▶ _Exercise prompt_
Your answer should be one number: how many lines of the records hold the string "Reflection".

▶ _Entries supplied_
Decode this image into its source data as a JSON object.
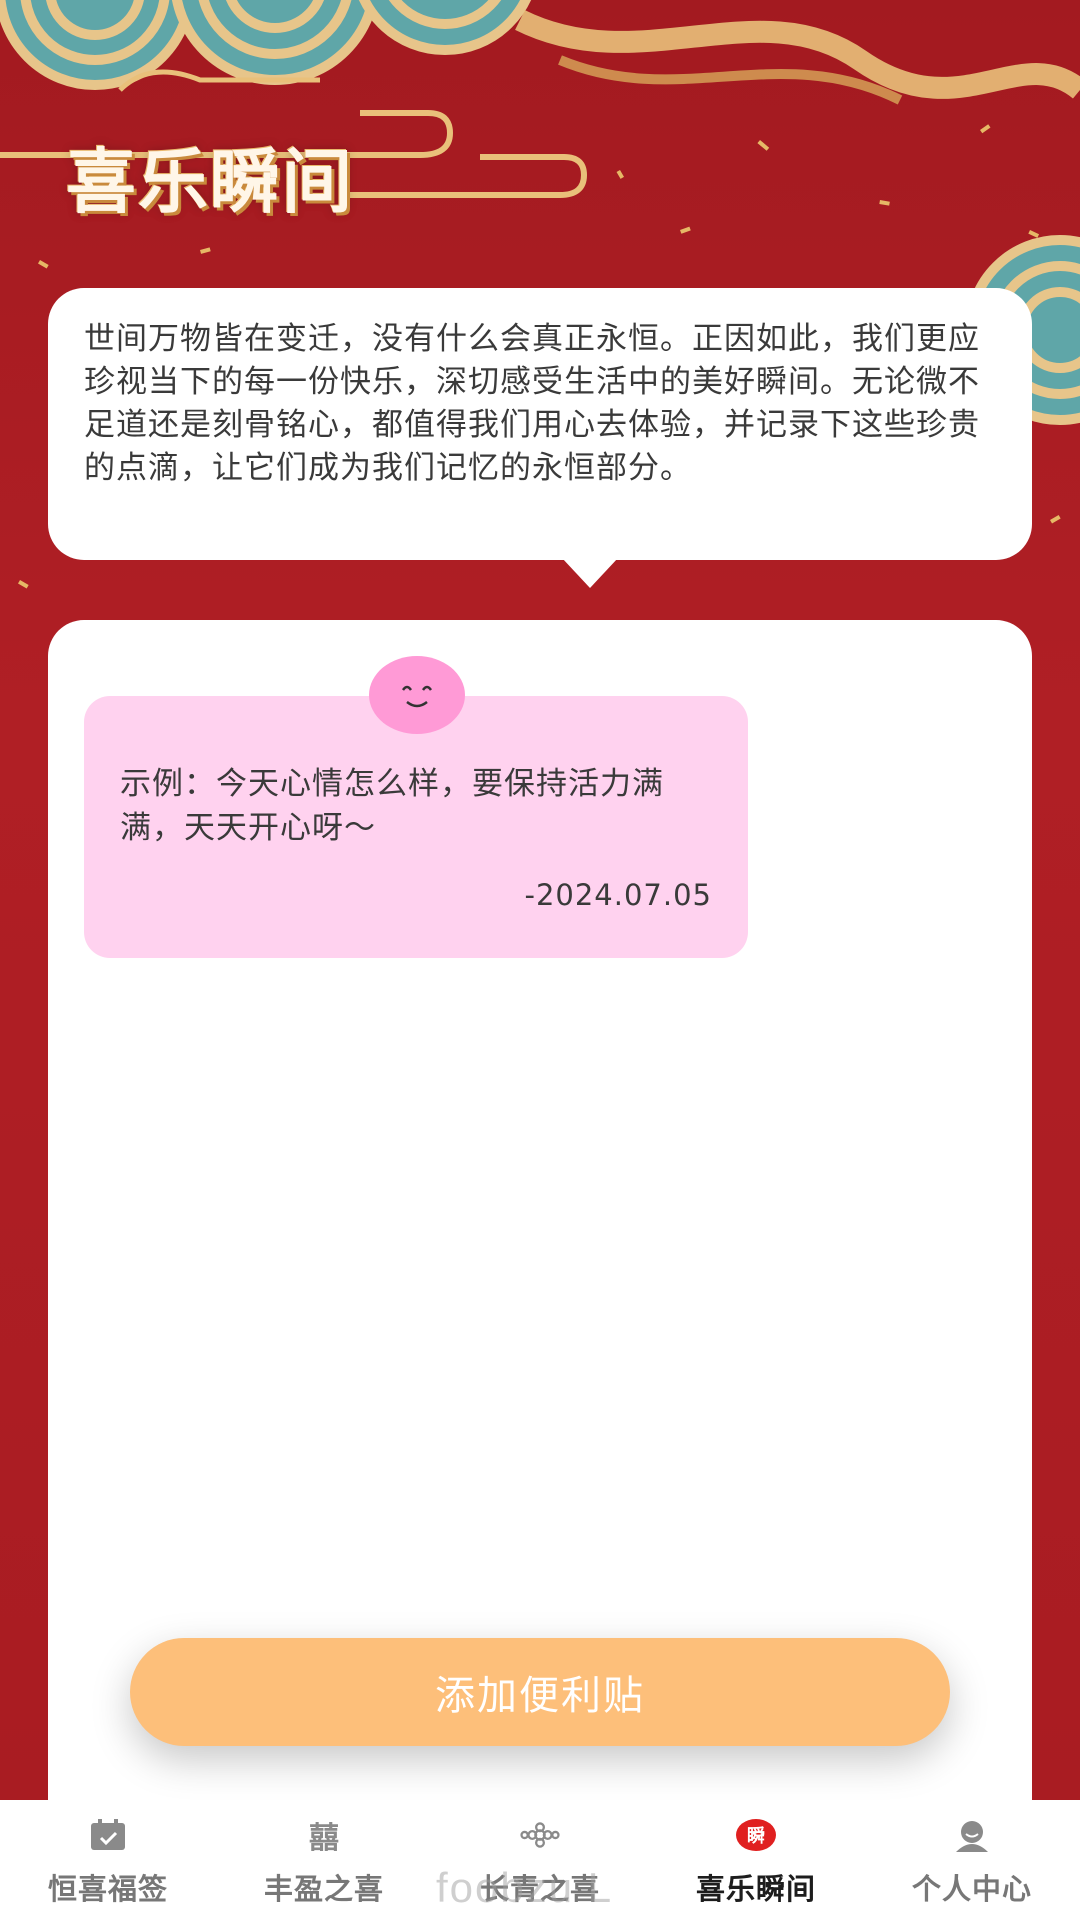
{
  "header": {
    "title": "喜乐瞬间"
  },
  "intro": {
    "text": "世间万物皆在变迁，没有什么会真正永恒。正因如此，我们更应珍视当下的每一份快乐，深切感受生活中的美好瞬间。无论微不足道还是刻骨铭心，都值得我们用心去体验，并记录下这些珍贵的点滴，让它们成为我们记忆的永恒部分。"
  },
  "notes": [
    {
      "icon": "smile-face-icon",
      "text": "示例：今天心情怎么样，要保持活力满满，天天开心呀～",
      "date": "-2024.07.05",
      "color": "#ffd2ef"
    }
  ],
  "add_button": {
    "label": "添加便利贴",
    "color": "#fdbf7a"
  },
  "tabbar": {
    "items": [
      {
        "label": "恒喜福签",
        "icon": "calendar-check-icon",
        "active": false
      },
      {
        "label": "丰盈之喜",
        "icon": "double-happiness-icon",
        "active": false
      },
      {
        "label": "长青之喜",
        "icon": "chinese-knot-icon",
        "active": false
      },
      {
        "label": "喜乐瞬间",
        "icon": "moment-badge-icon",
        "active": true
      },
      {
        "label": "个人中心",
        "icon": "user-avatar-icon",
        "active": false
      }
    ],
    "active_color": "#e02020"
  },
  "watermark": "foobzu L",
  "theme": {
    "background": "#a81d22",
    "accent_gold": "#e9b86b",
    "teal": "#5fa6a8"
  }
}
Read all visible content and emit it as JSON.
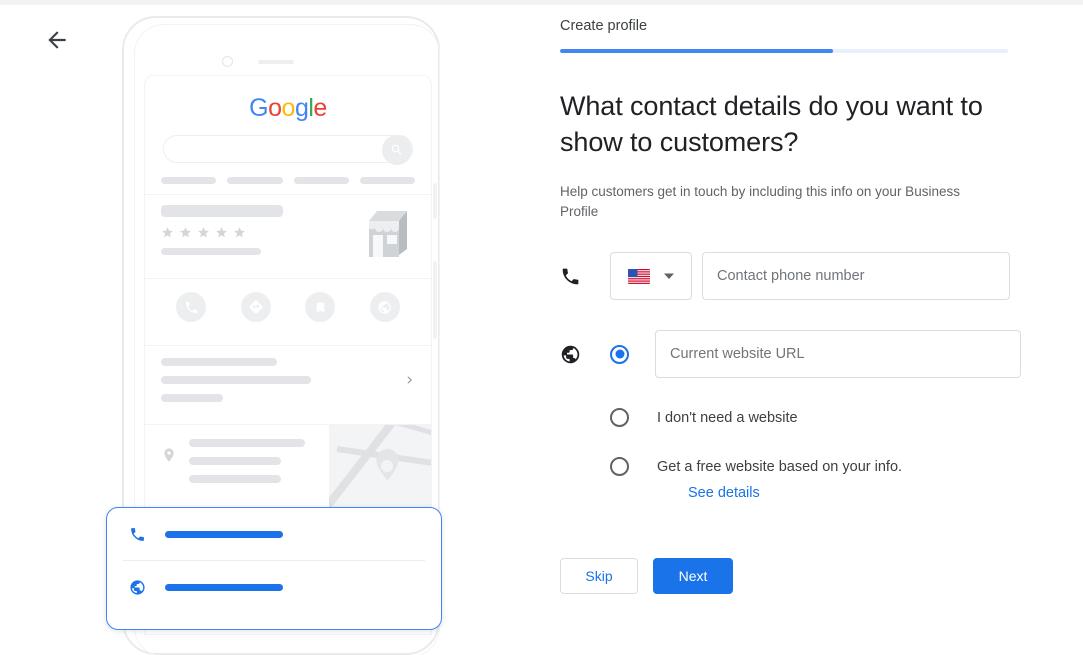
{
  "colors": {
    "accent_blue": "#1a73e8",
    "progress_blue": "#4285F4",
    "progress_track": "#e8f0fe",
    "text_primary": "#202124",
    "text_secondary": "#5f6368",
    "border": "#dadce0",
    "placeholder": "#70757a"
  },
  "nav": {
    "back_icon": "arrow-left-icon"
  },
  "panel": {
    "kicker": "Create profile",
    "progress_percent": 61,
    "headline": "What contact details do you want to show to customers?",
    "subtext": "Help customers get in touch by including this info on your Business Profile"
  },
  "phone_row": {
    "lead_icon": "phone-icon",
    "country_code_selector": {
      "flag": "us-flag-icon",
      "country": "United States",
      "chevron": "chevron-down-icon"
    },
    "phone_input": {
      "placeholder": "Contact phone number",
      "value": ""
    }
  },
  "website_section": {
    "lead_icon": "globe-icon",
    "options": [
      {
        "id": "current-website",
        "selected": true,
        "type": "input",
        "placeholder": "Current website URL",
        "value": ""
      },
      {
        "id": "no-website",
        "selected": false,
        "type": "label",
        "label": "I don't need a website"
      },
      {
        "id": "free-website",
        "selected": false,
        "type": "label",
        "label": "Get a free website based on your info.",
        "link": "See details"
      }
    ]
  },
  "buttons": {
    "skip": "Skip",
    "next": "Next"
  },
  "phone_mockup": {
    "logo": {
      "letters": [
        "G",
        "o",
        "o",
        "g",
        "l",
        "e"
      ]
    },
    "search_icon": "magnifier-icon",
    "action_icons": [
      "phone-icon",
      "directions-icon",
      "bookmark-icon",
      "globe-icon"
    ],
    "storefront_icon": "storefront-icon",
    "rating_stars": 5,
    "location_icon": "map-pin-icon",
    "clock_icon": "clock-icon",
    "chevron_icon": "chevron-right-icon",
    "callout": {
      "rows": [
        {
          "icon": "phone-icon"
        },
        {
          "icon": "globe-icon"
        }
      ]
    }
  }
}
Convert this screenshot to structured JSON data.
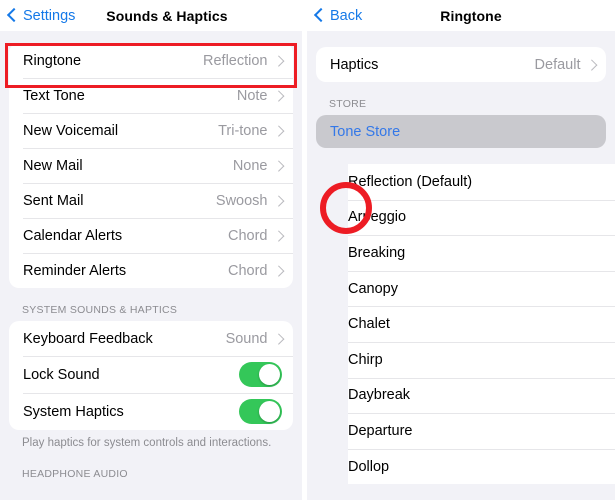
{
  "left_panel": {
    "nav": {
      "back_label": "Settings",
      "back_icon": "chevron-left-icon",
      "title": "Sounds & Haptics"
    },
    "sound_rows": [
      {
        "label": "Ringtone",
        "value": "Reflection"
      },
      {
        "label": "Text Tone",
        "value": "Note"
      },
      {
        "label": "New Voicemail",
        "value": "Tri-tone"
      },
      {
        "label": "New Mail",
        "value": "None"
      },
      {
        "label": "Sent Mail",
        "value": "Swoosh"
      },
      {
        "label": "Calendar Alerts",
        "value": "Chord"
      },
      {
        "label": "Reminder Alerts",
        "value": "Chord"
      }
    ],
    "system_section": {
      "header": "SYSTEM SOUNDS & HAPTICS",
      "rows": [
        {
          "label": "Keyboard Feedback",
          "value": "Sound",
          "type": "disclosure"
        },
        {
          "label": "Lock Sound",
          "value": "on",
          "type": "toggle"
        },
        {
          "label": "System Haptics",
          "value": "on",
          "type": "toggle"
        }
      ],
      "footer": "Play haptics for system controls and interactions."
    },
    "headphone_section": {
      "header": "HEADPHONE AUDIO"
    }
  },
  "right_panel": {
    "nav": {
      "back_label": "Back",
      "back_icon": "chevron-left-icon",
      "title": "Ringtone"
    },
    "haptics_row": {
      "label": "Haptics",
      "value": "Default"
    },
    "store_section": {
      "header": "STORE",
      "item_label": "Tone Store"
    },
    "tones": [
      {
        "label": "Reflection (Default)",
        "selected": true
      },
      {
        "label": "Arpeggio",
        "selected": false
      },
      {
        "label": "Breaking",
        "selected": false
      },
      {
        "label": "Canopy",
        "selected": false
      },
      {
        "label": "Chalet",
        "selected": false
      },
      {
        "label": "Chirp",
        "selected": false
      },
      {
        "label": "Daybreak",
        "selected": false
      },
      {
        "label": "Departure",
        "selected": false
      },
      {
        "label": "Dollop",
        "selected": false
      }
    ]
  },
  "annotations": {
    "highlight_box_target": "Ringtone",
    "highlight_circle_target": "Reflection (Default) checkmark",
    "color": "#ED1C24"
  },
  "colors": {
    "accent_blue": "#1579E8",
    "link_blue": "#3478E8",
    "toggle_green": "#34C759",
    "background": "#F2F2F7",
    "card": "#FFFFFF",
    "secondary_text": "#8C8C91",
    "annotation_red": "#ED1C24"
  }
}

▶ _Result_
3